_REQUIRED WORK_: Copy every line of the material below word for word.

---------------

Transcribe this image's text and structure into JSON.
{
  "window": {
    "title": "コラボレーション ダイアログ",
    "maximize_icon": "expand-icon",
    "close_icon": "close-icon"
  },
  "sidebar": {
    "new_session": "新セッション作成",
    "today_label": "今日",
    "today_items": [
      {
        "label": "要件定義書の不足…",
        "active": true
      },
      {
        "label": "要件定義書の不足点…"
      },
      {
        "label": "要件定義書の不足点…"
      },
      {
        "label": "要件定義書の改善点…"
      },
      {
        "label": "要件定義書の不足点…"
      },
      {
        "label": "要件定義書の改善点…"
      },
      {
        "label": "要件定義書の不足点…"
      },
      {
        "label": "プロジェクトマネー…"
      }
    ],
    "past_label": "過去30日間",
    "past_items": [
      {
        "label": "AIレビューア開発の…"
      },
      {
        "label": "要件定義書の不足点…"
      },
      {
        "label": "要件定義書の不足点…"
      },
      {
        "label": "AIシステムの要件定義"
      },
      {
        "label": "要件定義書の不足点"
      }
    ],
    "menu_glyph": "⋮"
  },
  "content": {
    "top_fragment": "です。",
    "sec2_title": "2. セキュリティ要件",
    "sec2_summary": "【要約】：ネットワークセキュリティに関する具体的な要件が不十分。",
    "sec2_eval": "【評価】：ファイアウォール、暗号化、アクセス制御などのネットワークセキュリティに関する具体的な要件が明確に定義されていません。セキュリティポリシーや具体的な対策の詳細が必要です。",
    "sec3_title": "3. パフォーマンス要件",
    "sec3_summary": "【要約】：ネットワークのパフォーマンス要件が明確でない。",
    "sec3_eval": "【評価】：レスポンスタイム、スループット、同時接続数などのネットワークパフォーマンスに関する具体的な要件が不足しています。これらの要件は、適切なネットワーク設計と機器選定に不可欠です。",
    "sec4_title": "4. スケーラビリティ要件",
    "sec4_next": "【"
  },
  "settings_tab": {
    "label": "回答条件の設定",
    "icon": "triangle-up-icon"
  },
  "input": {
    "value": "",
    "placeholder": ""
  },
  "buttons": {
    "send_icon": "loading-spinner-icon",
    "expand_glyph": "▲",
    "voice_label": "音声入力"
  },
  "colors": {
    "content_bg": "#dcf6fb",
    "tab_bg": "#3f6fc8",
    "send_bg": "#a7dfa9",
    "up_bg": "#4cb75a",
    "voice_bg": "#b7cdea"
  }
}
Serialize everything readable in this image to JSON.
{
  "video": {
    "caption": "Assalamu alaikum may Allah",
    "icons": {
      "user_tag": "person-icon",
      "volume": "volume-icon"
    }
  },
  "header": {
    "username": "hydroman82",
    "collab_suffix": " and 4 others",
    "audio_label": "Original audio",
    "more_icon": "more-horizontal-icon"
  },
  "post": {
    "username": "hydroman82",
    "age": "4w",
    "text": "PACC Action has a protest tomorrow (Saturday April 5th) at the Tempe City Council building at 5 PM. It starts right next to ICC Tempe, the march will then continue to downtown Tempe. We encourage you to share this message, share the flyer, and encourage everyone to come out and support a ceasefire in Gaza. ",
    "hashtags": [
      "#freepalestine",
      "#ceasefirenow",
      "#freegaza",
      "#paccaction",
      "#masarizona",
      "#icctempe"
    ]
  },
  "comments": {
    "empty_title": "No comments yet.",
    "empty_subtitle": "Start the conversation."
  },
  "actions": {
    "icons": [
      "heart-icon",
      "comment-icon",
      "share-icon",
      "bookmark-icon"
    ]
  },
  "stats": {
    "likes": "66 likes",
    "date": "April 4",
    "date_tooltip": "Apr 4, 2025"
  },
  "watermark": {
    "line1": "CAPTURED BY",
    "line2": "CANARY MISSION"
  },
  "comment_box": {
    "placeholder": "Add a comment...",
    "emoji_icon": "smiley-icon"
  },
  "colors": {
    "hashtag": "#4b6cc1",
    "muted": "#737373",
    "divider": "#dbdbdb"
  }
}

---------------

_FINISHED TASK_:
Transcribe this image's text and structure into JSON.
{
  "window": {
    "title": "コラボレーション ダイアログ",
    "maximize_icon": "expand-icon",
    "close_icon": "close-icon"
  },
  "sidebar": {
    "new_session": "新セッション作成",
    "today_label": "今日",
    "today_items": [
      {
        "label": "要件定義書の不足…",
        "active": true
      },
      {
        "label": "要件定義書の不足点…"
      },
      {
        "label": "要件定義書の不足点…"
      },
      {
        "label": "要件定義書の改善点…"
      },
      {
        "label": "要件定義書の不足点…"
      },
      {
        "label": "要件定義書の改善点…"
      },
      {
        "label": "要件定義書の不足点…"
      },
      {
        "label": "プロジェクトマネー…"
      }
    ],
    "past_label": "過去30日間",
    "past_items": [
      {
        "label": "AIレビューア開発の…"
      },
      {
        "label": "要件定義書の不足点…"
      },
      {
        "label": "要件定義書の不足点…"
      },
      {
        "label": "AIシステムの要件定義"
      },
      {
        "label": "要件定義書の不足点"
      }
    ],
    "menu_glyph": "⋮"
  },
  "content": {
    "top_fragment": "です。",
    "sec2_title": "2. セキュリティ要件",
    "sec2_summary": "【要約】：ネットワークセキュリティに関する具体的な要件が不十分。",
    "sec2_eval": "【評価】：ファイアウォール、暗号化、アクセス制御などのネットワークセキュリティに関する具体的な要件が明確に定義されていません。セキュリティポリシーや具体的な対策の詳細が必要です。",
    "sec3_title": "3. パフォーマンス要件",
    "sec3_summary": "【要約】：ネットワークのパフォーマンス要件が明確でない。",
    "sec3_eval": "【評価】：レスポンスタイム、スループット、同時接続数などのネットワークパフォーマンスに関する具体的な要件が不足しています。これらの要件は、適切なネットワーク設計と機器選定に不可欠です。",
    "sec4_title": "4. スケーラビリティ要件",
    "sec4_next": "【"
  },
  "settings_tab": {
    "label": "回答条件の設定",
    "icon": "triangle-up-icon"
  },
  "input": {
    "value": "",
    "placeholder": ""
  },
  "buttons": {
    "send_icon": "loading-spinner-icon",
    "expand_glyph": "▲",
    "voice_label": "音声入力"
  },
  "colors": {
    "content_bg": "#dcf6fb",
    "tab_bg": "#3f6fc8",
    "send_bg": "#a7dfa9",
    "up_bg": "#4cb75a",
    "voice_bg": "#b7cdea"
  }
}
Serialize everything readable in this image to JSON.
{
  "video": {
    "caption": "Assalamu alaikum may Allah",
    "icons": {
      "user_tag": "person-icon",
      "volume": "volume-icon"
    }
  },
  "header": {
    "username": "hydroman82",
    "collab_suffix": " and 4 others",
    "audio_label": "Original audio",
    "more_icon": "more-horizontal-icon"
  },
  "post": {
    "username": "hydroman82",
    "age": "4w",
    "text": "PACC Action has a protest tomorrow (Saturday April 5th) at the Tempe City Council building at 5 PM. It starts right next to ICC Tempe, the march will then continue to downtown Tempe. We encourage you to share this message, share the flyer, and encourage everyone to come out and support a ceasefire in Gaza. ",
    "hashtags": [
      "#freepalestine",
      "#ceasefirenow",
      "#freegaza",
      "#paccaction",
      "#masarizona",
      "#icctempe"
    ]
  },
  "comments": {
    "empty_title": "No comments yet.",
    "empty_subtitle": "Start the conversation."
  },
  "actions": {
    "icons": [
      "heart-icon",
      "comment-icon",
      "share-icon",
      "bookmark-icon"
    ]
  },
  "stats": {
    "likes": "66 likes",
    "date": "April 4",
    "date_tooltip": "Apr 4, 2025"
  },
  "watermark": {
    "line1": "CAPTURED BY",
    "line2": "CANARY MISSION"
  },
  "comment_box": {
    "placeholder": "Add a comment...",
    "emoji_icon": "smiley-icon"
  },
  "colors": {
    "hashtag": "#4b6cc1",
    "muted": "#737373",
    "divider": "#dbdbdb"
  }
}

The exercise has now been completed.